== Goal ==
Copy every line of the records below that holds the word "абзаца".

• • • •

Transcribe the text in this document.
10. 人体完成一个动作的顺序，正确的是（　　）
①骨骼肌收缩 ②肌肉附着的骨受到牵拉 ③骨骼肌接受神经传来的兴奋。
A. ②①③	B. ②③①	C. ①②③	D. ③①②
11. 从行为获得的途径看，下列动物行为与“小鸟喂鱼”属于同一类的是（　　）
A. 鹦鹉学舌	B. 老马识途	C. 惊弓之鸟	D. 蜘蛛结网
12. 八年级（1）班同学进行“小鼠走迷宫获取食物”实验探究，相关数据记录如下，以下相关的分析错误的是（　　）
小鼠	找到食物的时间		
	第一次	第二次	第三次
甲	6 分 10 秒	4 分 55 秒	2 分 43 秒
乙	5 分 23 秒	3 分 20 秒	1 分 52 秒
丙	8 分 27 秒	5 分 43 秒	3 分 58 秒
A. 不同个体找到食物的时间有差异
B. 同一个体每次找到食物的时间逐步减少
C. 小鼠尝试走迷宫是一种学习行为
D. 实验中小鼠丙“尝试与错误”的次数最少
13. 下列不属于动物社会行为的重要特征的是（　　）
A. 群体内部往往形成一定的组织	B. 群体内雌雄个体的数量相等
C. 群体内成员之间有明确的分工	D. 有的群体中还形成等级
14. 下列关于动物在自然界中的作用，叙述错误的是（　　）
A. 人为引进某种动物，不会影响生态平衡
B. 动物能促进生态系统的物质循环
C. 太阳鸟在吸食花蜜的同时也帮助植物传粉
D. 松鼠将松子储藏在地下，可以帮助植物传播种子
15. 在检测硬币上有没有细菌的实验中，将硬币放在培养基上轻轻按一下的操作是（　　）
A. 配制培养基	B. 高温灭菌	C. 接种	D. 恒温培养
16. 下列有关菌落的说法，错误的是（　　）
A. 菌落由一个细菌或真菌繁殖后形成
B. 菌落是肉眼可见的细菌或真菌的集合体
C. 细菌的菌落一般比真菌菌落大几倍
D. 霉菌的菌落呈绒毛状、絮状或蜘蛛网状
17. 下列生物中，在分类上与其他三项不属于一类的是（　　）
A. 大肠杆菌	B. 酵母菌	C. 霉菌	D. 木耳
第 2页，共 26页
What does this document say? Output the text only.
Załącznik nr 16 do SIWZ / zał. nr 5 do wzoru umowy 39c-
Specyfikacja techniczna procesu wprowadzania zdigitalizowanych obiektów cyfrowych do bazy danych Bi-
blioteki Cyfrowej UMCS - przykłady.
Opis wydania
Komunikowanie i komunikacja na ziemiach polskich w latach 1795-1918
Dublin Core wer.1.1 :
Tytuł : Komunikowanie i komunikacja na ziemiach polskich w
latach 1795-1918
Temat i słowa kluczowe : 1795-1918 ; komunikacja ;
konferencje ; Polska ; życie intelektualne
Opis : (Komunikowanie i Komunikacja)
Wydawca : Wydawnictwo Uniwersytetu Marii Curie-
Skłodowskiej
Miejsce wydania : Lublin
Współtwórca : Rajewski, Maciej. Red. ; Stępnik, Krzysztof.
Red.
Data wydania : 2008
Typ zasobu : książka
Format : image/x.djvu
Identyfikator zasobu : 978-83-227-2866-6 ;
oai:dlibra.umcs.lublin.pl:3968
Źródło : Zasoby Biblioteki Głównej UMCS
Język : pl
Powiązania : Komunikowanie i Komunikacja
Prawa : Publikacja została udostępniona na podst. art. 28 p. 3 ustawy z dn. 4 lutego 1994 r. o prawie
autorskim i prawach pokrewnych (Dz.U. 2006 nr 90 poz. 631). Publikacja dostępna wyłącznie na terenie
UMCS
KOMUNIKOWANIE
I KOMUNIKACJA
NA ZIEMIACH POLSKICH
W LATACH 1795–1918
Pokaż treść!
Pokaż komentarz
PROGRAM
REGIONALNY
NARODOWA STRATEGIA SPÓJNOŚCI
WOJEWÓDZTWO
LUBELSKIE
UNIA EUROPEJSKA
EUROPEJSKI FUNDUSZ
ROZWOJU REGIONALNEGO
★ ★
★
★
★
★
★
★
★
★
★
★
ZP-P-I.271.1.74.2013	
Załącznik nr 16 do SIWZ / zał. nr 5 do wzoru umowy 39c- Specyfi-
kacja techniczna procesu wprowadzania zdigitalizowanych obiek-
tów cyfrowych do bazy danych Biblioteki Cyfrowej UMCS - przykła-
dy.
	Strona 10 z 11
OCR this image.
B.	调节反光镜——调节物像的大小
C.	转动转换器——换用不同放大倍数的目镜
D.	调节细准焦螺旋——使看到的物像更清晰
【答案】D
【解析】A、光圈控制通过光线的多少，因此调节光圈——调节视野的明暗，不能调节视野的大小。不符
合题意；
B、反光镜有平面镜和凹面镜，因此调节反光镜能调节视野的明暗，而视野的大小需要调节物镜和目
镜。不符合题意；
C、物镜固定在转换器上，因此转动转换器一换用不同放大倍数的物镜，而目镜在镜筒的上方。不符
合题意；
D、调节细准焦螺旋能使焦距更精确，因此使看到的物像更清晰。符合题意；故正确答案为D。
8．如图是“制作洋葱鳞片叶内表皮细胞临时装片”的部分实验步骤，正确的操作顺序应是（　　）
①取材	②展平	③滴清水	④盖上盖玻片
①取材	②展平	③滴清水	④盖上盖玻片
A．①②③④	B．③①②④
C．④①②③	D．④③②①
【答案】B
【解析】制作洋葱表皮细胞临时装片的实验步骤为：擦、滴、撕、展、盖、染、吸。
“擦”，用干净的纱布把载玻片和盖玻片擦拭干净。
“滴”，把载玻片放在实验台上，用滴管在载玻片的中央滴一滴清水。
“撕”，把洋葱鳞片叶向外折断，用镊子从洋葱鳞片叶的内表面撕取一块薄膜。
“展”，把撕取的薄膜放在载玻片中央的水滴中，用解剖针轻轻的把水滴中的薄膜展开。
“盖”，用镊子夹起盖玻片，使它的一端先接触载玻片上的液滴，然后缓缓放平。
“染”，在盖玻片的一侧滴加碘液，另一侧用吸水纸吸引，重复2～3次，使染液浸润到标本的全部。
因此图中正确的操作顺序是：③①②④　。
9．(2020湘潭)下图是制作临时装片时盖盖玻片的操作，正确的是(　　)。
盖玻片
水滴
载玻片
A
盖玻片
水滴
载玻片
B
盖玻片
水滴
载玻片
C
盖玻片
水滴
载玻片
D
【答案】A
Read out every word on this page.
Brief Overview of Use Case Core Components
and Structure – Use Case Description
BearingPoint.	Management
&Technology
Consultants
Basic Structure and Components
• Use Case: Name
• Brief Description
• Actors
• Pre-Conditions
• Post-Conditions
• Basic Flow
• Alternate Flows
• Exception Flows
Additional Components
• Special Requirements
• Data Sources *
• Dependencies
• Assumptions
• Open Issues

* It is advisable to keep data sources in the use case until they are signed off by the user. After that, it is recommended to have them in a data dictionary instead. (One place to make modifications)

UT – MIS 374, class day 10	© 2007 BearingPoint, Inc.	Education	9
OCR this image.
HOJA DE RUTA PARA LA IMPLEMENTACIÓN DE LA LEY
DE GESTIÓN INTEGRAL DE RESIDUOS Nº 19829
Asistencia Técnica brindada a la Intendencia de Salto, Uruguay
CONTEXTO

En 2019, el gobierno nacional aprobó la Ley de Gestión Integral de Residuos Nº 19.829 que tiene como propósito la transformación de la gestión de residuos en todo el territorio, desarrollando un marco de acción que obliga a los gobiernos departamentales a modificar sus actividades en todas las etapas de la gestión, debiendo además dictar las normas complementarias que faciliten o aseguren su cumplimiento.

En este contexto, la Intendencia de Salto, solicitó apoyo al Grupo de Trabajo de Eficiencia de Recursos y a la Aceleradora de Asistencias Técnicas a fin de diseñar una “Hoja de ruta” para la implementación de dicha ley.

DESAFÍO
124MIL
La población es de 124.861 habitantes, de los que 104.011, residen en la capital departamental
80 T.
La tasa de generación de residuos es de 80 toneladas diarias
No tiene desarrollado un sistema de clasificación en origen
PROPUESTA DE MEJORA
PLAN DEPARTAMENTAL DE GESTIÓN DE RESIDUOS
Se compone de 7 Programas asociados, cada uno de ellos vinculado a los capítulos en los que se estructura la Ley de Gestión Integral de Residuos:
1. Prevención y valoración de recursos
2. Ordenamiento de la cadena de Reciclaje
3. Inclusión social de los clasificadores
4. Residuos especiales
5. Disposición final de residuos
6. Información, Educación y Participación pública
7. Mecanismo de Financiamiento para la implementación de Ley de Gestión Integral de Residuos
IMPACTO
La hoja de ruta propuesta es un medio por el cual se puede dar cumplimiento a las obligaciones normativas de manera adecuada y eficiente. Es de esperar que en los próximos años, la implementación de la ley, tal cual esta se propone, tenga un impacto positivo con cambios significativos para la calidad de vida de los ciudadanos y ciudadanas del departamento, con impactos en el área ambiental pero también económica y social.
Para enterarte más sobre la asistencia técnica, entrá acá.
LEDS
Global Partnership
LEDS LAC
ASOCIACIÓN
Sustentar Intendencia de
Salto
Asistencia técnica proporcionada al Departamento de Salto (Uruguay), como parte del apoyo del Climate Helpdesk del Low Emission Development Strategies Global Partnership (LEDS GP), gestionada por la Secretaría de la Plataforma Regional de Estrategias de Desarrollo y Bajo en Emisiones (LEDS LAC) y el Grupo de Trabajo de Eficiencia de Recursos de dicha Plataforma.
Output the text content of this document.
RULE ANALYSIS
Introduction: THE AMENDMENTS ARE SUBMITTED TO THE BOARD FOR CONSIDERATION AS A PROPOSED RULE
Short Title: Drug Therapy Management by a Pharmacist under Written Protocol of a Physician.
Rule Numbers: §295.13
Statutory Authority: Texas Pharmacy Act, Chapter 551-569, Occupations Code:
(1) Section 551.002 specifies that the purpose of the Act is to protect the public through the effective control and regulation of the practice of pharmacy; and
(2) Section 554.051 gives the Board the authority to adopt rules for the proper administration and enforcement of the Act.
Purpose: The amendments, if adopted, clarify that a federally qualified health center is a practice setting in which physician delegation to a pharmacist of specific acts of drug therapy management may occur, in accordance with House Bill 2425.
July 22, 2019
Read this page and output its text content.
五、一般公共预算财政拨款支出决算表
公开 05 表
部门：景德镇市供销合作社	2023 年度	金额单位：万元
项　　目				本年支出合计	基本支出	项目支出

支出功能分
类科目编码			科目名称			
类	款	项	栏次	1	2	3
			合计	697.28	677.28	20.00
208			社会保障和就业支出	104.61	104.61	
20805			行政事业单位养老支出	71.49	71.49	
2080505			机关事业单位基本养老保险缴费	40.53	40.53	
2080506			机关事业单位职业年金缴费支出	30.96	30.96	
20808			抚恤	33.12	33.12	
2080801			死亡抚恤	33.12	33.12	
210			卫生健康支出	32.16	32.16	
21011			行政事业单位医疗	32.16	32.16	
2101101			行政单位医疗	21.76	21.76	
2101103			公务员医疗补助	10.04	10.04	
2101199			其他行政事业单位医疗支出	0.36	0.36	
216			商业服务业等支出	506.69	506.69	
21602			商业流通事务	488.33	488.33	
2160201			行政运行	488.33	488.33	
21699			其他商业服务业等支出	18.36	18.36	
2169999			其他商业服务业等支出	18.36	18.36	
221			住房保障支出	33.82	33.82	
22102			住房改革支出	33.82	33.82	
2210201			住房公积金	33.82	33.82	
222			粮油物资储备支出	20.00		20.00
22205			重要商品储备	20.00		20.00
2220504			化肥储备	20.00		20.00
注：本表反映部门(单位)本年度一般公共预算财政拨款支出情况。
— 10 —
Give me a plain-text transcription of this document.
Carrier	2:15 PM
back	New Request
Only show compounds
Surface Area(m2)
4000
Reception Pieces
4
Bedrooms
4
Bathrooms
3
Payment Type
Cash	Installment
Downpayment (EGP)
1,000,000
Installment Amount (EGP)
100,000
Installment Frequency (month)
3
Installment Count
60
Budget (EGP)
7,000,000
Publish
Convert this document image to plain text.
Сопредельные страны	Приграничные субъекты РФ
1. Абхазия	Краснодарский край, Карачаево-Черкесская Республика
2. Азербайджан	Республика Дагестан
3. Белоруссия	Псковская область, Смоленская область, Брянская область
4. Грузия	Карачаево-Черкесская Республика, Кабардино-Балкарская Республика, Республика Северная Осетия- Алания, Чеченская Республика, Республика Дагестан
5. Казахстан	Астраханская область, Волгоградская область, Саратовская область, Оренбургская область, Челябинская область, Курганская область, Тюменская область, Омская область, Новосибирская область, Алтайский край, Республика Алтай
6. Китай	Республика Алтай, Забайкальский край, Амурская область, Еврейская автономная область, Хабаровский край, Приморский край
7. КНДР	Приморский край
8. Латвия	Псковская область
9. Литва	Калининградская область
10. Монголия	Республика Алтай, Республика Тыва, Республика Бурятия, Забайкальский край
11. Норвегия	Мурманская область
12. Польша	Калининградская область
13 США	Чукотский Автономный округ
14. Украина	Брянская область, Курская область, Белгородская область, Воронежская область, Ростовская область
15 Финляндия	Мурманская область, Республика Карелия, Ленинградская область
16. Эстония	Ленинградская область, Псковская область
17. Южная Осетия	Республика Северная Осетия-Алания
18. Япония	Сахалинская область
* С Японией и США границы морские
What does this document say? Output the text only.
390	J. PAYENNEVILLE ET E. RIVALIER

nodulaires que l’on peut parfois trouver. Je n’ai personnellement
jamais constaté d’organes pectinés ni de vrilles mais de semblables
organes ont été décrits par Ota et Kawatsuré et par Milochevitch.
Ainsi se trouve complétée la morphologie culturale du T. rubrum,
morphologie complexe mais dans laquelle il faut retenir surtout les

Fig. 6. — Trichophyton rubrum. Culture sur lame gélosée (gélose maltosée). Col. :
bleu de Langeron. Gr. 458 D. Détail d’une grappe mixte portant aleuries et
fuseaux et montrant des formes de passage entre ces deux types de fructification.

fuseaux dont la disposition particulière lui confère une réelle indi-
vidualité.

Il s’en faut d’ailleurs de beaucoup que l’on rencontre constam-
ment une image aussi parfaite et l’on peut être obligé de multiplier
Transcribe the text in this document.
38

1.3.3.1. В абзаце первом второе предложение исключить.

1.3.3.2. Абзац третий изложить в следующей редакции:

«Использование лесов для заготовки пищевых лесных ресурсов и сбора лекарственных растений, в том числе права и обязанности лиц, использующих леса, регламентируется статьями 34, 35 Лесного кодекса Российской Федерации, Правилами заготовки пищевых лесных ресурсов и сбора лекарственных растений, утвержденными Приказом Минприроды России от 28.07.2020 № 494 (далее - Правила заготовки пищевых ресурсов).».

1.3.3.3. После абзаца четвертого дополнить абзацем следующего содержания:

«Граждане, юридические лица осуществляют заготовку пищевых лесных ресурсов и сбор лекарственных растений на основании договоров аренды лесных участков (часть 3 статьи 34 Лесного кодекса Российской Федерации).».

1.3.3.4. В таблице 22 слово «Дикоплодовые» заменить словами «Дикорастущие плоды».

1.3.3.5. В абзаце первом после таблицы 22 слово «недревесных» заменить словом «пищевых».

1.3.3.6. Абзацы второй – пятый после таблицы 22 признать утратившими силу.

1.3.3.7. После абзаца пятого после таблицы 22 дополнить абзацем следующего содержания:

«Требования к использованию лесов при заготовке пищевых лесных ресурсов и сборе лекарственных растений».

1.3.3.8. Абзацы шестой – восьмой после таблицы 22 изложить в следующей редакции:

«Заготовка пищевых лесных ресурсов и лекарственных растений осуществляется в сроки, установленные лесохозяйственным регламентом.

• • • •

== The result ==
1.3.3.3. После абзаца четвертого дополнить абзацем следующего содержания:
1.3.3.7. После абзаца пятого после таблицы 22 дополнить абзацем следующего содержания:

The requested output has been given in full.